EXERCISE AIM
Locate every line in the material below that has the word "Dernière". Copy each of those lines.

□ □ □ □ □

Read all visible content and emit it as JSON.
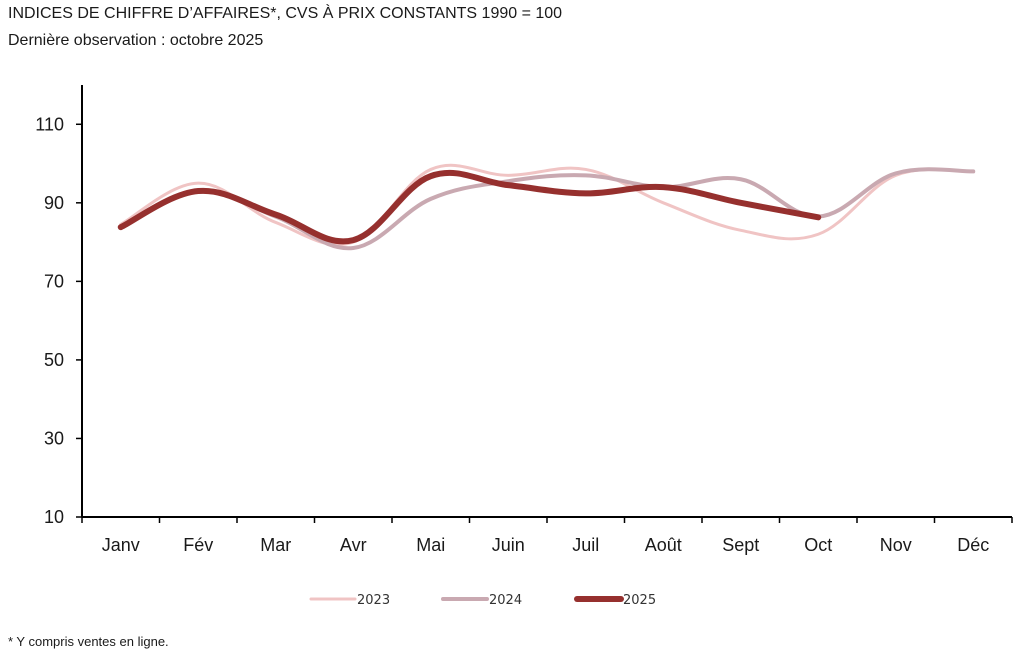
{
  "header": {
    "title": "INDICES DE CHIFFRE D’AFFAIRES*, CVS À PRIX CONSTANTS 1990 = 100",
    "subtitle": "Dernière observation : octobre 2025"
  },
  "footnote": "* Y compris ventes en ligne.",
  "chart_data": {
    "type": "line",
    "title": "INDICES DE CHIFFRE D’AFFAIRES*, CVS À PRIX CONSTANTS 1990 = 100",
    "subtitle": "Dernière observation : octobre 2025",
    "xlabel": "",
    "ylabel": "",
    "categories": [
      "Janv",
      "Fév",
      "Mar",
      "Avr",
      "Mai",
      "Juin",
      "Juil",
      "Août",
      "Sept",
      "Oct",
      "Nov",
      "Déc"
    ],
    "ylim": [
      10,
      120
    ],
    "yticks": [
      10,
      30,
      50,
      70,
      90,
      110
    ],
    "grid": false,
    "legend_position": "bottom",
    "series": [
      {
        "name": "2023",
        "color": "#f0c4c4",
        "values": [
          84.5,
          95,
          85,
          80,
          98.5,
          97,
          98.5,
          90,
          83,
          82,
          97,
          98
        ]
      },
      {
        "name": "2024",
        "color": "#c9a9b1",
        "values": [
          84,
          93,
          86.5,
          78.5,
          91,
          95.5,
          97,
          94,
          96,
          86.5,
          97.5,
          98
        ]
      },
      {
        "name": "2025",
        "color": "#96302e",
        "values": [
          83.8,
          93,
          87,
          80.5,
          96.8,
          94.5,
          92.4,
          94,
          90,
          86.3,
          null,
          null
        ]
      }
    ]
  }
}
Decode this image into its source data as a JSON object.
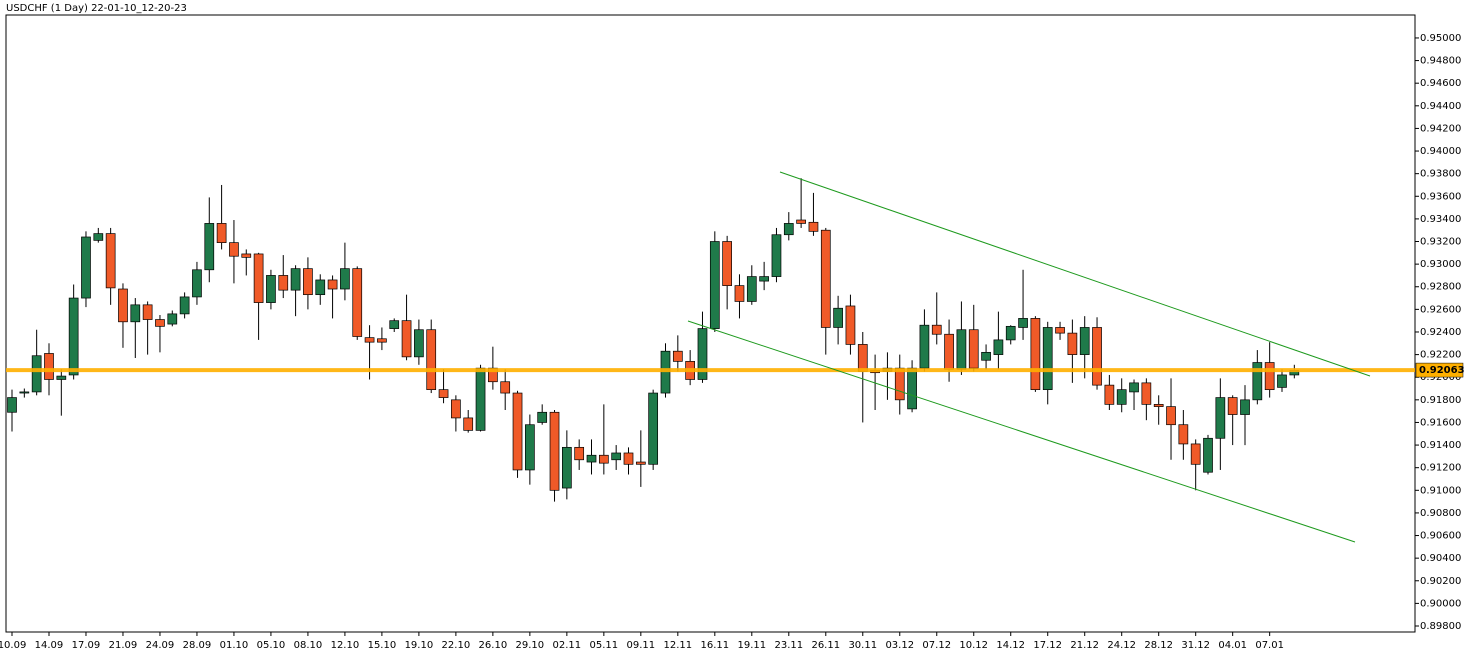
{
  "chart_data": {
    "type": "candlestick",
    "title": "USDCHF (1 Day) 22-01-10_12-20-23",
    "categories": [
      "10.09",
      null,
      null,
      "14.09",
      null,
      null,
      "17.09",
      null,
      null,
      "21.09",
      null,
      null,
      "24.09",
      null,
      null,
      "28.09",
      null,
      null,
      "01.10",
      null,
      null,
      "05.10",
      null,
      null,
      "08.10",
      null,
      null,
      "12.10",
      null,
      null,
      "15.10",
      null,
      null,
      "19.10",
      null,
      null,
      "22.10",
      null,
      null,
      "26.10",
      null,
      null,
      "29.10",
      null,
      null,
      "02.11",
      null,
      null,
      "05.11",
      null,
      null,
      "09.11",
      null,
      null,
      "12.11",
      null,
      null,
      "16.11",
      null,
      null,
      "19.11",
      null,
      null,
      "23.11",
      null,
      null,
      "26.11",
      null,
      null,
      "30.11",
      null,
      null,
      "03.12",
      null,
      null,
      "07.12",
      null,
      null,
      "10.12",
      null,
      null,
      "14.12",
      null,
      null,
      "17.12",
      null,
      null,
      "21.12",
      null,
      null,
      "24.12",
      null,
      null,
      "28.12",
      null,
      null,
      "31.12",
      null,
      null,
      "04.01",
      null,
      null,
      "07.01",
      null,
      null
    ],
    "open": [
      0.9169,
      0.9186,
      0.9187,
      0.9221,
      0.9198,
      0.9202,
      0.927,
      0.9321,
      0.9327,
      0.9278,
      0.9249,
      0.9264,
      0.9251,
      0.9247,
      0.9256,
      0.9271,
      0.9295,
      0.9336,
      0.9319,
      0.9309,
      0.9309,
      0.9266,
      0.929,
      0.9277,
      0.9296,
      0.9273,
      0.9286,
      0.9278,
      0.9296,
      0.9235,
      0.9234,
      0.9243,
      0.925,
      0.9218,
      0.9242,
      0.9189,
      0.918,
      0.9164,
      0.9153,
      0.9208,
      0.9196,
      0.9186,
      0.9118,
      0.916,
      0.9169,
      0.9102,
      0.9138,
      0.9125,
      0.9131,
      0.9127,
      0.9133,
      0.9125,
      0.9123,
      0.9186,
      0.9223,
      0.9214,
      0.9198,
      0.9243,
      0.932,
      0.9281,
      0.9267,
      0.9285,
      0.9289,
      0.9326,
      0.9339,
      0.9337,
      0.933,
      0.9244,
      0.9263,
      0.9229,
      0.9206,
      0.9205,
      0.9208,
      0.9172,
      0.9208,
      0.9246,
      0.9238,
      0.9207,
      0.9242,
      0.9215,
      0.922,
      0.9233,
      0.9244,
      0.9252,
      0.9189,
      0.9244,
      0.9239,
      0.922,
      0.9244,
      0.9193,
      0.9176,
      0.9187,
      0.9195,
      0.9176,
      0.9174,
      0.9158,
      0.9141,
      0.9116,
      0.9146,
      0.9182,
      0.9167,
      0.918,
      0.9213,
      0.9191,
      0.9202
    ],
    "high": [
      0.9189,
      0.919,
      0.9242,
      0.923,
      0.9207,
      0.9282,
      0.9329,
      0.9332,
      0.9332,
      0.9283,
      0.927,
      0.9267,
      0.9255,
      0.9259,
      0.9275,
      0.9302,
      0.9359,
      0.937,
      0.9339,
      0.9313,
      0.931,
      0.9295,
      0.9308,
      0.9299,
      0.9306,
      0.9291,
      0.929,
      0.9319,
      0.9298,
      0.9246,
      0.9244,
      0.9252,
      0.9273,
      0.9251,
      0.9251,
      0.9207,
      0.9184,
      0.9171,
      0.9211,
      0.9227,
      0.9207,
      0.9188,
      0.9167,
      0.9176,
      0.9171,
      0.9153,
      0.9145,
      0.9145,
      0.9176,
      0.914,
      0.9138,
      0.9153,
      0.9189,
      0.923,
      0.9237,
      0.9224,
      0.9258,
      0.9329,
      0.9325,
      0.9291,
      0.9299,
      0.9302,
      0.9332,
      0.9346,
      0.9376,
      0.9363,
      0.9332,
      0.9272,
      0.9273,
      0.924,
      0.922,
      0.9222,
      0.922,
      0.9215,
      0.926,
      0.9275,
      0.9251,
      0.9267,
      0.9264,
      0.9229,
      0.9258,
      0.9246,
      0.9295,
      0.9254,
      0.9249,
      0.9249,
      0.9251,
      0.9254,
      0.9253,
      0.9202,
      0.9199,
      0.9198,
      0.9199,
      0.9184,
      0.9199,
      0.9171,
      0.9145,
      0.9149,
      0.9199,
      0.9184,
      0.9193,
      0.9224,
      0.9231,
      0.9207,
      0.9211
    ],
    "low": [
      0.9152,
      0.9182,
      0.9184,
      0.9184,
      0.9166,
      0.9198,
      0.9262,
      0.9319,
      0.9264,
      0.9226,
      0.9217,
      0.922,
      0.9222,
      0.9245,
      0.9252,
      0.9264,
      0.9284,
      0.9313,
      0.9283,
      0.929,
      0.9233,
      0.926,
      0.927,
      0.9254,
      0.926,
      0.9264,
      0.9252,
      0.9268,
      0.9233,
      0.9198,
      0.9224,
      0.924,
      0.9215,
      0.9211,
      0.9186,
      0.9177,
      0.9152,
      0.9151,
      0.9152,
      0.9189,
      0.9171,
      0.9111,
      0.9105,
      0.9158,
      0.909,
      0.9092,
      0.9118,
      0.9114,
      0.9114,
      0.9118,
      0.9114,
      0.9103,
      0.9118,
      0.9182,
      0.9205,
      0.9193,
      0.9195,
      0.924,
      0.926,
      0.9252,
      0.9264,
      0.9277,
      0.9284,
      0.9321,
      0.9332,
      0.9325,
      0.922,
      0.9229,
      0.922,
      0.916,
      0.9171,
      0.918,
      0.9167,
      0.9169,
      0.9205,
      0.9229,
      0.9196,
      0.9202,
      0.9205,
      0.9207,
      0.9207,
      0.9229,
      0.9233,
      0.9187,
      0.9176,
      0.9233,
      0.9195,
      0.9199,
      0.9189,
      0.9171,
      0.9169,
      0.9171,
      0.9162,
      0.9158,
      0.9127,
      0.9127,
      0.91,
      0.9114,
      0.9118,
      0.914,
      0.914,
      0.9176,
      0.9182,
      0.9187,
      0.9199
    ],
    "close": [
      0.9182,
      0.9187,
      0.9219,
      0.9198,
      0.9201,
      0.927,
      0.9324,
      0.9327,
      0.9279,
      0.9249,
      0.9264,
      0.9251,
      0.9245,
      0.9256,
      0.9271,
      0.9295,
      0.9336,
      0.9319,
      0.9307,
      0.9306,
      0.9266,
      0.929,
      0.9277,
      0.9296,
      0.9273,
      0.9286,
      0.9278,
      0.9296,
      0.9236,
      0.9231,
      0.9231,
      0.925,
      0.9218,
      0.9242,
      0.9189,
      0.9182,
      0.9164,
      0.9153,
      0.9208,
      0.9196,
      0.9186,
      0.9118,
      0.9158,
      0.9169,
      0.91,
      0.9138,
      0.9127,
      0.9131,
      0.9124,
      0.9133,
      0.9123,
      0.9123,
      0.9186,
      0.9223,
      0.9214,
      0.9198,
      0.9243,
      0.932,
      0.9281,
      0.9267,
      0.9289,
      0.9289,
      0.9326,
      0.9336,
      0.9336,
      0.9329,
      0.9244,
      0.9261,
      0.9229,
      0.9205,
      0.9204,
      0.9208,
      0.918,
      0.9208,
      0.9246,
      0.9238,
      0.9207,
      0.9242,
      0.9208,
      0.9222,
      0.9233,
      0.9245,
      0.9252,
      0.9189,
      0.9244,
      0.9239,
      0.922,
      0.9244,
      0.9193,
      0.9176,
      0.9189,
      0.9195,
      0.9176,
      0.9174,
      0.9158,
      0.9141,
      0.9123,
      0.9146,
      0.9182,
      0.9167,
      0.918,
      0.9213,
      0.9189,
      0.9202,
      0.9206
    ],
    "up_color": "#1f7a4a",
    "down_color": "#f05a28",
    "current_price": 0.92063,
    "current_price_color": "#ffb000",
    "ylim": [
      0.89747,
      0.95203
    ],
    "yticks": [
      {
        "value": 0.898,
        "label": "0.89800"
      },
      {
        "value": 0.9,
        "label": "0.90000"
      },
      {
        "value": 0.902,
        "label": "0.90200"
      },
      {
        "value": 0.904,
        "label": "0.90400"
      },
      {
        "value": 0.906,
        "label": "0.90600"
      },
      {
        "value": 0.908,
        "label": "0.90800"
      },
      {
        "value": 0.91,
        "label": "0.91000"
      },
      {
        "value": 0.912,
        "label": "0.91200"
      },
      {
        "value": 0.914,
        "label": "0.91400"
      },
      {
        "value": 0.916,
        "label": "0.91600"
      },
      {
        "value": 0.918,
        "label": "0.91800"
      },
      {
        "value": 0.92,
        "label": "0.92000"
      },
      {
        "value": 0.922,
        "label": "0.92200"
      },
      {
        "value": 0.924,
        "label": "0.92400"
      },
      {
        "value": 0.926,
        "label": "0.92600"
      },
      {
        "value": 0.928,
        "label": "0.92800"
      },
      {
        "value": 0.93,
        "label": "0.93000"
      },
      {
        "value": 0.932,
        "label": "0.93200"
      },
      {
        "value": 0.934,
        "label": "0.93400"
      },
      {
        "value": 0.936,
        "label": "0.93600"
      },
      {
        "value": 0.938,
        "label": "0.93800"
      },
      {
        "value": 0.94,
        "label": "0.94000"
      },
      {
        "value": 0.942,
        "label": "0.94200"
      },
      {
        "value": 0.944,
        "label": "0.94400"
      },
      {
        "value": 0.946,
        "label": "0.94600"
      },
      {
        "value": 0.948,
        "label": "0.94800"
      },
      {
        "value": 0.95,
        "label": "0.95000"
      }
    ],
    "grid": false
  }
}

□ □ □ □ □

RESPONSE TO THIS EXERCISE
    "subtitle": "Dernière observation : octobre 2025"
    "subtitle": "Dernière observation : octobre 2025",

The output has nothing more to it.